Exercise task: Copy every entry exactly.

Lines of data
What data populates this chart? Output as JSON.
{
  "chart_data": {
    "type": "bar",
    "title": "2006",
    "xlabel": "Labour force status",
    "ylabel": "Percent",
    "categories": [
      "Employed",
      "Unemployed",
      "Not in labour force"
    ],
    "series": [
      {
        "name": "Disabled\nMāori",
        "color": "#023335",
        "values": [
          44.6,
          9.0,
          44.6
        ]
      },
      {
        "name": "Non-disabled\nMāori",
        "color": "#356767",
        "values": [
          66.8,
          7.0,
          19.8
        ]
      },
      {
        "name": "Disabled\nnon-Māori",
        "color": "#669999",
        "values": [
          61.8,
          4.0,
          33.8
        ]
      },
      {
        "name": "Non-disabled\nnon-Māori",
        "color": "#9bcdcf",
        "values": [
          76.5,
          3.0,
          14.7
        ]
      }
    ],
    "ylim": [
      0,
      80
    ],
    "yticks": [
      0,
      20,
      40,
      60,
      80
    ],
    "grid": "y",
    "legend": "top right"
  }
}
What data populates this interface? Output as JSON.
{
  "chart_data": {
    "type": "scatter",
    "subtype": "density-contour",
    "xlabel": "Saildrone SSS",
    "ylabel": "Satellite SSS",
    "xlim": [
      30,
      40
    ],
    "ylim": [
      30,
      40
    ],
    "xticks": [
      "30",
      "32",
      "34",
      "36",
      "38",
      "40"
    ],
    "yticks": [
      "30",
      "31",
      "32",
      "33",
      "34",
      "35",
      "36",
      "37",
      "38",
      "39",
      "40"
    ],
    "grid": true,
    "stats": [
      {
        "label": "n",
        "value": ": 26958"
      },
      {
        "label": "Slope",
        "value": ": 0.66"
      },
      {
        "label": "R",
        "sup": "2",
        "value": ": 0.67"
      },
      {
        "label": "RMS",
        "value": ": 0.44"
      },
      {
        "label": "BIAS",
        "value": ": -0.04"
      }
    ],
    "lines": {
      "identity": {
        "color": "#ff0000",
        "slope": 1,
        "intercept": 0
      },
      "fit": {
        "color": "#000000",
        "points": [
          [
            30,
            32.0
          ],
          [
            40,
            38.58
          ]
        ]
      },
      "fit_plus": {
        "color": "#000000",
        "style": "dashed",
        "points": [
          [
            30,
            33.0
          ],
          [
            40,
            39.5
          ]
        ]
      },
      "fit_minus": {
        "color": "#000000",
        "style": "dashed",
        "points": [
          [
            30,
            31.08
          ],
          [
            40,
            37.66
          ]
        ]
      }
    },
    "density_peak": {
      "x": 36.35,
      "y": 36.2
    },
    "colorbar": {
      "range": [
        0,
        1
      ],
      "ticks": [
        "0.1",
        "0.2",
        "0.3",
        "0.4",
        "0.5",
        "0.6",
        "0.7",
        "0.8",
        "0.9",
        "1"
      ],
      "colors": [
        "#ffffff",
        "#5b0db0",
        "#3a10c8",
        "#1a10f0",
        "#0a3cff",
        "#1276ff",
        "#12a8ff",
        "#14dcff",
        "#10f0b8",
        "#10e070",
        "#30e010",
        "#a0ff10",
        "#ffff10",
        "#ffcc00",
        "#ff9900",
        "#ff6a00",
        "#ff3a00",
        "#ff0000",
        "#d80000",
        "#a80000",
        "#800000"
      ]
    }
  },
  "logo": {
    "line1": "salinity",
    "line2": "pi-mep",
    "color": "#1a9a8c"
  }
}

Result for this task:
What data populates this chart? Output as JSON.
{
  "chart_data": {
    "type": "bar",
    "title": "2006",
    "xlabel": "Labour force status",
    "ylabel": "Percent",
    "categories": [
      "Employed",
      "Unemployed",
      "Not in labour force"
    ],
    "series": [
      {
        "name": "Disabled\nMāori",
        "color": "#023335",
        "values": [
          44.6,
          9.0,
          44.6
        ]
      },
      {
        "name": "Non-disabled\nMāori",
        "color": "#356767",
        "values": [
          66.8,
          7.0,
          19.8
        ]
      },
      {
        "name": "Disabled\nnon-Māori",
        "color": "#669999",
        "values": [
          61.8,
          4.0,
          33.8
        ]
      },
      {
        "name": "Non-disabled\nnon-Māori",
        "color": "#9bcdcf",
        "values": [
          76.5,
          3.0,
          14.7
        ]
      }
    ],
    "ylim": [
      0,
      80
    ],
    "yticks": [
      0,
      20,
      40,
      60,
      80
    ],
    "grid": "y",
    "legend": "top right"
  }
}
What data populates this interface? Output as JSON.
{
  "chart_data": {
    "type": "scatter",
    "subtype": "density-contour",
    "xlabel": "Saildrone SSS",
    "ylabel": "Satellite SSS",
    "xlim": [
      30,
      40
    ],
    "ylim": [
      30,
      40
    ],
    "xticks": [
      "30",
      "32",
      "34",
      "36",
      "38",
      "40"
    ],
    "yticks": [
      "30",
      "31",
      "32",
      "33",
      "34",
      "35",
      "36",
      "37",
      "38",
      "39",
      "40"
    ],
    "grid": true,
    "stats": [
      {
        "label": "n",
        "value": ": 26958"
      },
      {
        "label": "Slope",
        "value": ": 0.66"
      },
      {
        "label": "R",
        "sup": "2",
        "value": ": 0.67"
      },
      {
        "label": "RMS",
        "value": ": 0.44"
      },
      {
        "label": "BIAS",
        "value": ": -0.04"
      }
    ],
    "lines": {
      "identity": {
        "color": "#ff0000",
        "slope": 1,
        "intercept": 0
      },
      "fit": {
        "color": "#000000",
        "points": [
          [
            30,
            32.0
          ],
          [
            40,
            38.58
          ]
        ]
      },
      "fit_plus": {
        "color": "#000000",
        "style": "dashed",
        "points": [
          [
            30,
            33.0
          ],
          [
            40,
            39.5
          ]
        ]
      },
      "fit_minus": {
        "color": "#000000",
        "style": "dashed",
        "points": [
          [
            30,
            31.08
          ],
          [
            40,
            37.66
          ]
        ]
      }
    },
    "density_peak": {
      "x": 36.35,
      "y": 36.2
    },
    "colorbar": {
      "range": [
        0,
        1
      ],
      "ticks": [
        "0.1",
        "0.2",
        "0.3",
        "0.4",
        "0.5",
        "0.6",
        "0.7",
        "0.8",
        "0.9",
        "1"
      ],
      "colors": [
        "#ffffff",
        "#5b0db0",
        "#3a10c8",
        "#1a10f0",
        "#0a3cff",
        "#1276ff",
        "#12a8ff",
        "#14dcff",
        "#10f0b8",
        "#10e070",
        "#30e010",
        "#a0ff10",
        "#ffff10",
        "#ffcc00",
        "#ff9900",
        "#ff6a00",
        "#ff3a00",
        "#ff0000",
        "#d80000",
        "#a80000",
        "#800000"
      ]
    }
  },
  "logo": {
    "line1": "salinity",
    "line2": "pi-mep",
    "color": "#1a9a8c"
  }
}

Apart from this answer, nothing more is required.